WHAT NEEDS TO BE DONE:
Return all lines below containing the word "grants".

_ _ _

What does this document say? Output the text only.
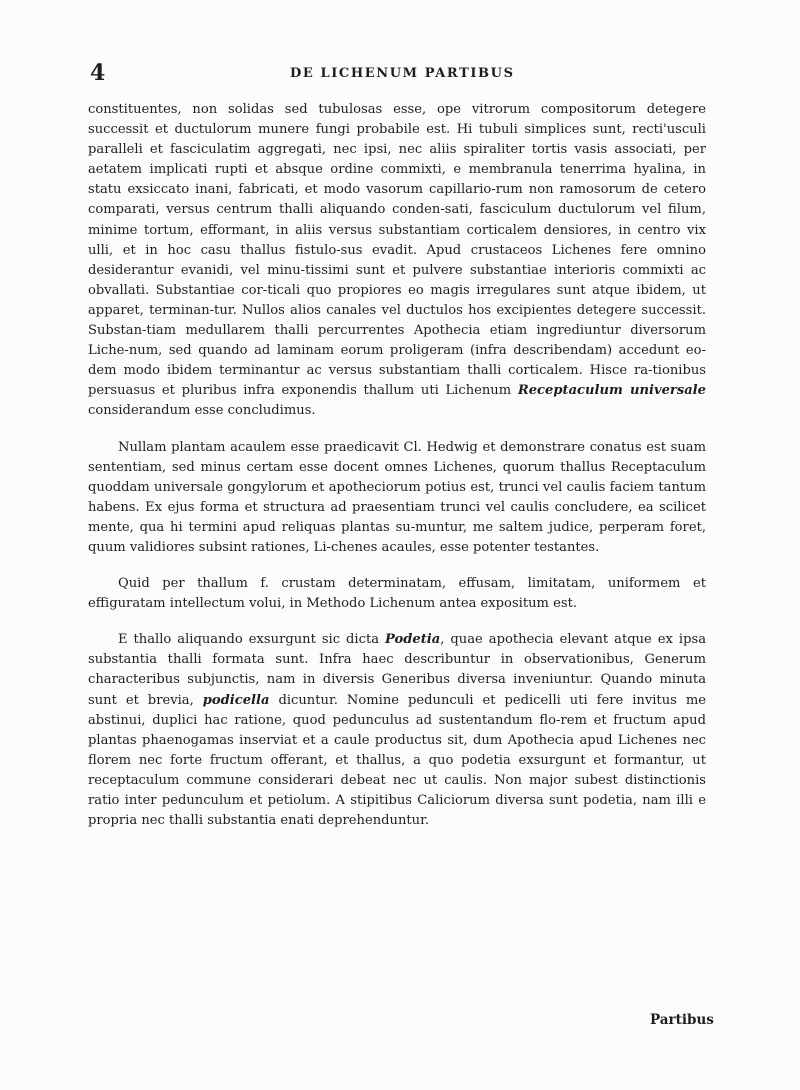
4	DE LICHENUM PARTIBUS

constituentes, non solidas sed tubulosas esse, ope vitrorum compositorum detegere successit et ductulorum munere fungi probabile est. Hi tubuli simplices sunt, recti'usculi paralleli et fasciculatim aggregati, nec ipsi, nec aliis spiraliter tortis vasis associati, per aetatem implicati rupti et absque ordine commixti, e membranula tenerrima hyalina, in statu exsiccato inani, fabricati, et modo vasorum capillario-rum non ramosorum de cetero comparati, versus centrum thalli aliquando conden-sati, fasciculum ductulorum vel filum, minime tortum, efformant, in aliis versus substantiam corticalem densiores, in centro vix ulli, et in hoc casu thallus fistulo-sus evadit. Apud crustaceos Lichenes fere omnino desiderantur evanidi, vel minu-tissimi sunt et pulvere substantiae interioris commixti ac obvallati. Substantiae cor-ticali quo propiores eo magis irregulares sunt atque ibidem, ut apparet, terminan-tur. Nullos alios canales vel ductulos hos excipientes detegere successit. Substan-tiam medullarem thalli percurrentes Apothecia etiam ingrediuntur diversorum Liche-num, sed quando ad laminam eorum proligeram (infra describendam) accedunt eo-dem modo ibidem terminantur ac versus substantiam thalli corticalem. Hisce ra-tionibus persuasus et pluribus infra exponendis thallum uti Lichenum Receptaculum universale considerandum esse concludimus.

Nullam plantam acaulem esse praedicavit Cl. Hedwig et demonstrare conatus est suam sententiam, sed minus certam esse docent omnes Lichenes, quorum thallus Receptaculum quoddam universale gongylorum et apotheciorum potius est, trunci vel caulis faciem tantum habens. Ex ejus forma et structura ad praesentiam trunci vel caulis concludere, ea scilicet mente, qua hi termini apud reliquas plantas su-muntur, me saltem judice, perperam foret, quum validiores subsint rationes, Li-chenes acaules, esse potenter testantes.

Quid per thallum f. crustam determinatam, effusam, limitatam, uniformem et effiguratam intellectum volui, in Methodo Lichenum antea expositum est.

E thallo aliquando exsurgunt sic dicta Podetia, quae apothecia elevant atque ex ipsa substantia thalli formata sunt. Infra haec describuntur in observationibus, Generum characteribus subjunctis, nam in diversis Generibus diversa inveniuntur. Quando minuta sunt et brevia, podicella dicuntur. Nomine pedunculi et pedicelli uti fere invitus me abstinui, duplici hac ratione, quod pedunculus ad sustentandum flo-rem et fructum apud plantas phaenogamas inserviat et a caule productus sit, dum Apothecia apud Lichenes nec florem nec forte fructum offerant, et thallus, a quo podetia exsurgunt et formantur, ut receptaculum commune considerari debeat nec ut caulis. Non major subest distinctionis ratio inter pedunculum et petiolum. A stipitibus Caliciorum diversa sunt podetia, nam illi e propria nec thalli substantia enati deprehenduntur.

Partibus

_ _ _

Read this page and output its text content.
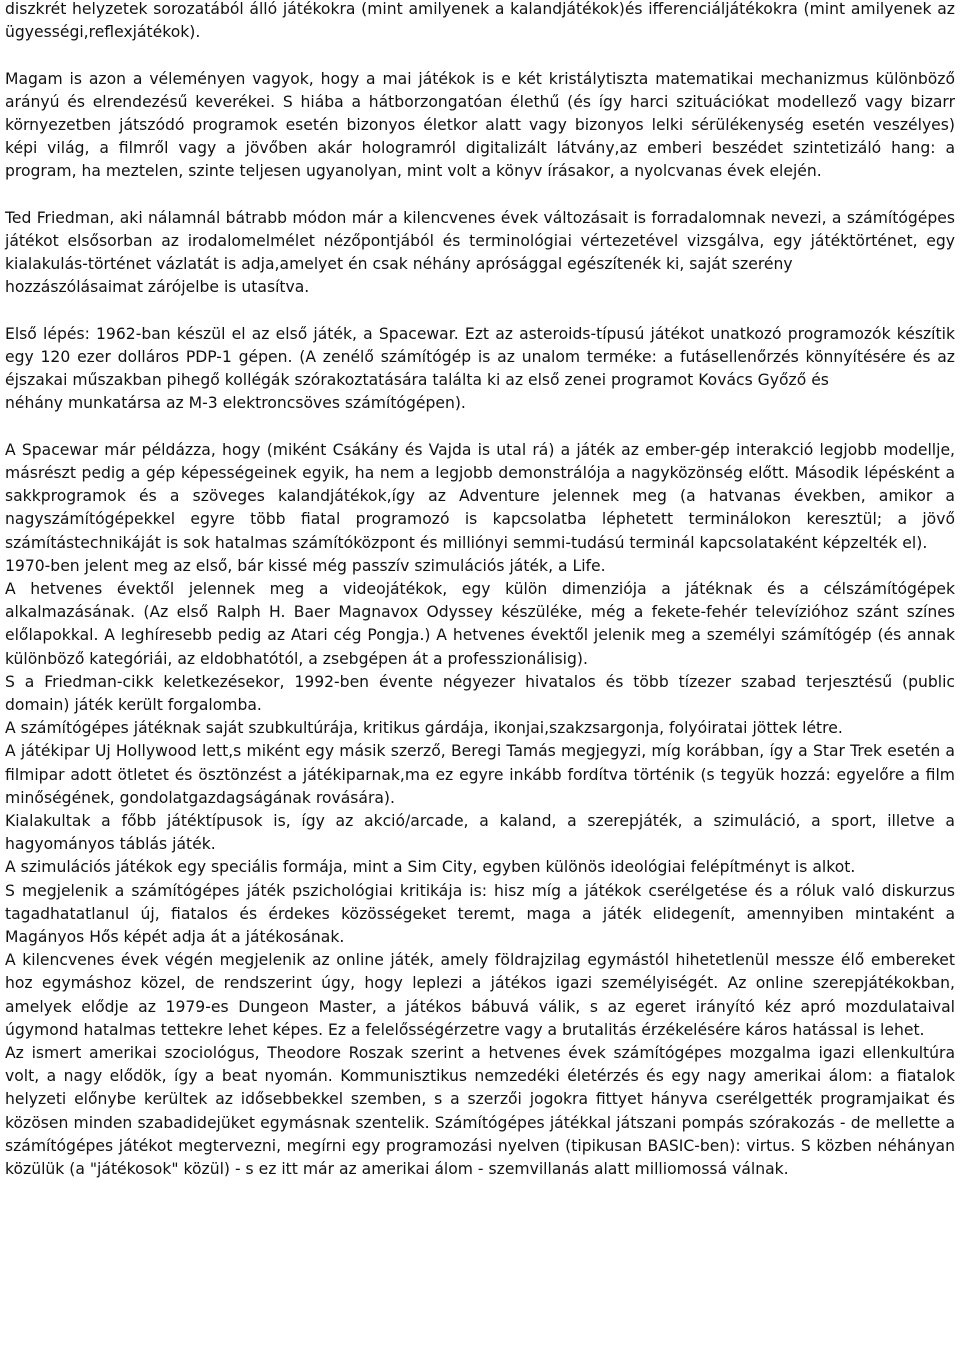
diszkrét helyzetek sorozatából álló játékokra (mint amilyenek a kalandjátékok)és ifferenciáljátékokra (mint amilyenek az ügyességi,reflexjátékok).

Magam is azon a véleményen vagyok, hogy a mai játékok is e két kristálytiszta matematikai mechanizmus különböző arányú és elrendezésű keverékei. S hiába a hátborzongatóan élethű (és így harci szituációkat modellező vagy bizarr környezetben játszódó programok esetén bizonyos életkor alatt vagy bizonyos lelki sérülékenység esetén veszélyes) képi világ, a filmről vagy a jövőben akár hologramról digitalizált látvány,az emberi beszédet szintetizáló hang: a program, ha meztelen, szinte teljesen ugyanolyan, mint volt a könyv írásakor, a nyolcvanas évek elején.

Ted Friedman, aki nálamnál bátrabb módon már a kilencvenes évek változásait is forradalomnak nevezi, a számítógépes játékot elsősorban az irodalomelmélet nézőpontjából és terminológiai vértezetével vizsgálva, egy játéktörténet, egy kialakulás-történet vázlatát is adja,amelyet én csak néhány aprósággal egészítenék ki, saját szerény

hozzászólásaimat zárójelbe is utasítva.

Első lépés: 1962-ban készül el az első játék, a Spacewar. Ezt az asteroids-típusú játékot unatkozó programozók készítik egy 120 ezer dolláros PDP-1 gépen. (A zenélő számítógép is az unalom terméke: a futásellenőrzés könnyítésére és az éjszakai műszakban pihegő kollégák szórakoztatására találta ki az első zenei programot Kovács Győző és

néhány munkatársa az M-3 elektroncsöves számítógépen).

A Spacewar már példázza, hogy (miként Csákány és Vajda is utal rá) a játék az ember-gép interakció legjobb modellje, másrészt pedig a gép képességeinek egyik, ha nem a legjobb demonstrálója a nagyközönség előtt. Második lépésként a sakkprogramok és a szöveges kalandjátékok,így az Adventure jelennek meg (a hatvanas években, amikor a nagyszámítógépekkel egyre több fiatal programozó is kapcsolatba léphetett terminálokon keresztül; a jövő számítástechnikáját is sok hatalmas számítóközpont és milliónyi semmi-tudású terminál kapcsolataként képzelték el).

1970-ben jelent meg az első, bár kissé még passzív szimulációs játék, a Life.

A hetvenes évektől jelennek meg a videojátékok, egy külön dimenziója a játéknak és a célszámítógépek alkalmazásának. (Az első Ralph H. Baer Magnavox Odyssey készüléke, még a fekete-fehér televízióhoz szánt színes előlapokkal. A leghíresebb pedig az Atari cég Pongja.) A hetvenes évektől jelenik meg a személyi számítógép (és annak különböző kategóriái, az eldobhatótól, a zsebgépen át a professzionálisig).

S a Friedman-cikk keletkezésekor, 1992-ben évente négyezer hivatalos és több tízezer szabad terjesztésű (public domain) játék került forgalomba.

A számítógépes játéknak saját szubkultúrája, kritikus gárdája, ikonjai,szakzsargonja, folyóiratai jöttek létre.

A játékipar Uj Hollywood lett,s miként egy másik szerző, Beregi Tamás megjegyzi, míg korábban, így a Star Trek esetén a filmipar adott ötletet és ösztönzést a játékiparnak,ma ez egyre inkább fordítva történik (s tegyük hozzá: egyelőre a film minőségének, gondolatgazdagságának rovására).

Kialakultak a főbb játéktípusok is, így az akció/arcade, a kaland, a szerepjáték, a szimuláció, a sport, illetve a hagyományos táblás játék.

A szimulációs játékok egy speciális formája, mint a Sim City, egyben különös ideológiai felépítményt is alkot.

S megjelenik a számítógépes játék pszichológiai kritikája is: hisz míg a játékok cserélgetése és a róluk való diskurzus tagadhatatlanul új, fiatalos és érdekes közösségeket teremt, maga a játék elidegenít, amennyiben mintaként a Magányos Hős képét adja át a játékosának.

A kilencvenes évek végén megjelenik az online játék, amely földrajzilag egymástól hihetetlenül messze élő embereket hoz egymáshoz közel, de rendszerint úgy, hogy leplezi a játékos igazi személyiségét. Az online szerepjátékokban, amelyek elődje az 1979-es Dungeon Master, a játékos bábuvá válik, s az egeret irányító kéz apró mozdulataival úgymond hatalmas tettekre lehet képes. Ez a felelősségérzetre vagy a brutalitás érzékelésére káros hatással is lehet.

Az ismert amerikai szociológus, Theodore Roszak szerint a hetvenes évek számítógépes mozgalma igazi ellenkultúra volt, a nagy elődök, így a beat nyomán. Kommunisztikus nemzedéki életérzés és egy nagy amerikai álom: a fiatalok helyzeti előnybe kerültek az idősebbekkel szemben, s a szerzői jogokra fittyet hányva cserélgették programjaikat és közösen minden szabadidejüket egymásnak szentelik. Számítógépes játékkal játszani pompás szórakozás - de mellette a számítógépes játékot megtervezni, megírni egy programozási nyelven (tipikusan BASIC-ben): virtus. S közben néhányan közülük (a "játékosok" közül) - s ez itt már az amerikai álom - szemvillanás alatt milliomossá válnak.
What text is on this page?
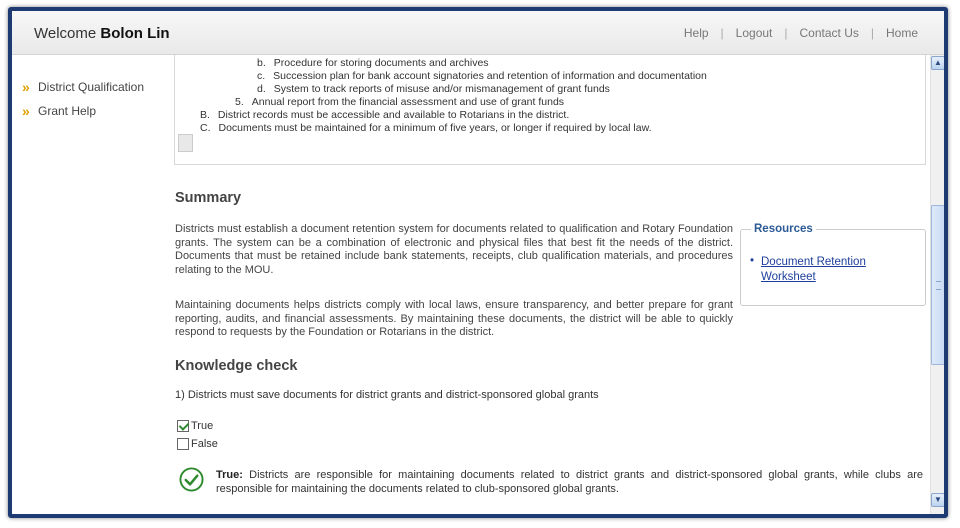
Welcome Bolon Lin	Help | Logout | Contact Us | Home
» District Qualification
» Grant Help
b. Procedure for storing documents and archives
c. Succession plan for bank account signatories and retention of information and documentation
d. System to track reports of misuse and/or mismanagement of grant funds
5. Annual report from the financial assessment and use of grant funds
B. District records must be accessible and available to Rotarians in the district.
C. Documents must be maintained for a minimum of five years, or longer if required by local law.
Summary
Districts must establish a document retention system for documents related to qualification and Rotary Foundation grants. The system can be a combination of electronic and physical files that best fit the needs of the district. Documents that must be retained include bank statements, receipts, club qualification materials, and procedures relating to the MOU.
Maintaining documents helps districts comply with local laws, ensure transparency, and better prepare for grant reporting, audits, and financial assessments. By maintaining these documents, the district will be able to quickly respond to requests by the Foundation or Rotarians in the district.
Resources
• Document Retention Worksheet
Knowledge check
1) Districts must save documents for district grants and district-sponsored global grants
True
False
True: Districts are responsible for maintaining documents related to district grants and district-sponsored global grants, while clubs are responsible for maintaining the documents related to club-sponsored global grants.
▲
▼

_ _ _

COMPLETE OUTPUT:
Districts must establish a document retention system for documents related to qualification and Rotary Foundation grants. The system can be a combination of electronic and physical files that best fit the needs of the district. Documents that must be retained include bank statements, receipts, club qualification materials, and procedures relating to the MOU.
1) Districts must save documents for district grants and district-sponsored global grants
True: Districts are responsible for maintaining documents related to district grants and district-sponsored global grants, while clubs are responsible for maintaining the documents related to club-sponsored global grants.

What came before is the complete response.